Description of the task ::
Copy the stretch of the Argentine satellite thread from "Argentina launches its" through "the control software." word for word.

Text extract ::
****************
Argentina launches its first home-built satellite - patomolina
http://www.businessweek.com/ap/2014-10-16/argentina-launches-its-first-home-built-satellite
======
Daishiman
I know people involved in the design and programming of the control software.

Specifically for the people who are asking: the control software task is
custom-built and brand-new, which is a pretty distinguished feature. The
testing facilities were made from scratch; the assembly system, according to
the necessary standards for geosynchronous satellites which operate outside of
the Earths's magnetic field which protect LEO satellites from radiation, was
also new. The components, while outsourced to the few entities on the planet
with the necessary know-how, were built according to the INVAP's (the agency
responsible for the project) own specs.

Integrating these systems, which are _not_ built as turn-key solutions, is
still an extremely complex affair and requires a high degree of knowledge and
understanding of aerospace technology. This is some very talented and skilled
staff working under the guidance of domain experts.
****************
Listed records ::
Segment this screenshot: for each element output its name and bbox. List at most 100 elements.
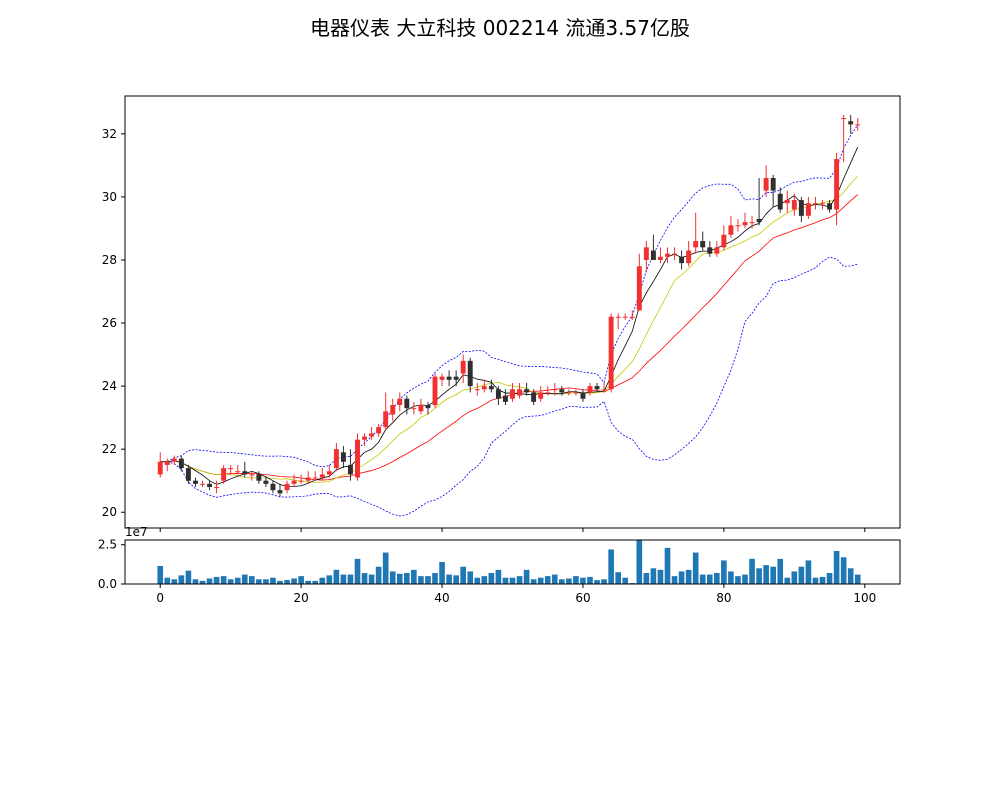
volume-bar: [220, 576, 227, 584]
candle-body: [763, 177, 769, 191]
candle-body: [566, 392, 572, 394]
volume-bar: [298, 576, 304, 584]
candle-body: [171, 458, 177, 462]
volume-bar: [171, 579, 178, 584]
volume-bar: [234, 577, 241, 584]
volume-bar: [636, 540, 643, 584]
candle-body: [214, 487, 220, 489]
volume-bar: [396, 573, 403, 584]
volume-bar: [650, 568, 657, 584]
volume-bar: [622, 577, 629, 584]
volume-ytick-label: 0.0: [98, 577, 117, 591]
candle-body: [615, 316, 621, 318]
volume-bar: [425, 576, 431, 584]
volume-bar: [749, 558, 755, 584]
volume-bar: [411, 569, 417, 584]
xtick-label: 60: [575, 591, 590, 605]
volume-bar: [523, 569, 530, 584]
volume-offset-label: 1e7: [125, 525, 148, 539]
candle-body: [636, 266, 642, 311]
candle-body: [439, 376, 445, 380]
volume-bar: [439, 562, 445, 584]
candle-body: [404, 398, 410, 409]
candle-body: [207, 483, 213, 488]
volume-bar: [474, 577, 481, 584]
price-ytick-label: 30: [102, 190, 117, 204]
volume-bar: [354, 558, 361, 584]
volume-bar: [551, 574, 558, 584]
xtick-label: 80: [716, 591, 731, 605]
volume-bar: [544, 576, 551, 584]
volume-bar: [249, 576, 255, 584]
candle-body: [686, 250, 692, 264]
candle-body: [270, 483, 276, 491]
candle-body: [164, 461, 170, 465]
candle-body: [580, 392, 586, 399]
volume-bar: [305, 580, 311, 584]
volume-bar: [699, 574, 706, 584]
candle-body: [650, 250, 656, 260]
candle-body: [643, 247, 649, 260]
candle-body: [601, 389, 607, 391]
candle-body: [510, 389, 515, 399]
xtick-label: 100: [853, 591, 876, 605]
volume-panel: 0.0 2.5 1e7 0 20 40 60 80 100: [98, 525, 901, 605]
volume-bar: [340, 574, 347, 584]
xtick-label: 40: [434, 591, 449, 605]
candle-body: [791, 200, 797, 210]
volume-bar: [333, 569, 340, 584]
candle-body: [376, 427, 382, 434]
candle-body: [827, 203, 833, 210]
candle-body: [805, 203, 811, 216]
candle-body: [714, 247, 720, 254]
candle-body: [798, 200, 804, 216]
volume-bar: [509, 577, 516, 584]
candle-body: [397, 398, 403, 406]
candle-body: [749, 222, 755, 224]
candle-body: [242, 471, 248, 475]
volume-bar: [227, 579, 234, 584]
volume-bar: [326, 575, 333, 584]
candle-body: [608, 316, 614, 390]
volume-bar: [347, 574, 354, 584]
candle-body: [672, 253, 678, 255]
candle-body: [841, 118, 847, 120]
candle-body: [460, 360, 466, 374]
candle-body: [502, 395, 508, 402]
volume-bar: [446, 574, 452, 584]
candle-body: [728, 225, 734, 235]
candle-body: [559, 389, 565, 393]
candle-body: [587, 386, 593, 393]
candle-body: [495, 389, 501, 399]
candle-body: [700, 241, 706, 248]
volume-bar: [164, 577, 171, 584]
candle-body: [777, 193, 783, 210]
candle-body: [362, 436, 368, 440]
candle-body: [185, 468, 191, 481]
candle-body: [594, 386, 600, 390]
candle-body: [192, 480, 198, 484]
candle-body: [284, 483, 290, 491]
volume-bar: [312, 580, 319, 584]
volume-bar: [284, 580, 290, 584]
volume-bar: [784, 577, 791, 584]
price-panel: 20 22 24 26 28 30 32: [102, 95, 901, 532]
candle-body: [418, 405, 424, 412]
volume-bar: [537, 577, 544, 584]
volume-bar: [206, 578, 213, 584]
volume-bar: [721, 560, 727, 584]
volume-bar: [833, 551, 840, 584]
volume-bar: [826, 573, 833, 584]
volume-bar: [763, 565, 769, 584]
candle-body: [383, 411, 389, 428]
volume-bar: [847, 568, 854, 584]
volume-bar: [291, 578, 297, 584]
price-ytick-label: 32: [102, 127, 117, 141]
volume-bar: [375, 566, 382, 584]
candle-body: [531, 392, 537, 402]
candle-body: [467, 360, 473, 387]
candle-body: [291, 480, 297, 484]
volume-bar: [467, 571, 474, 584]
candle-body: [432, 376, 438, 406]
****************
Correct result ::
Argentina launches its first home-built satellite - patomolina
http://www.businessweek.com/ap/2014-10-16/argentina-launches-its-first-home-built-satellite
======
Daishiman
I know people involved in the design and programming of the control software.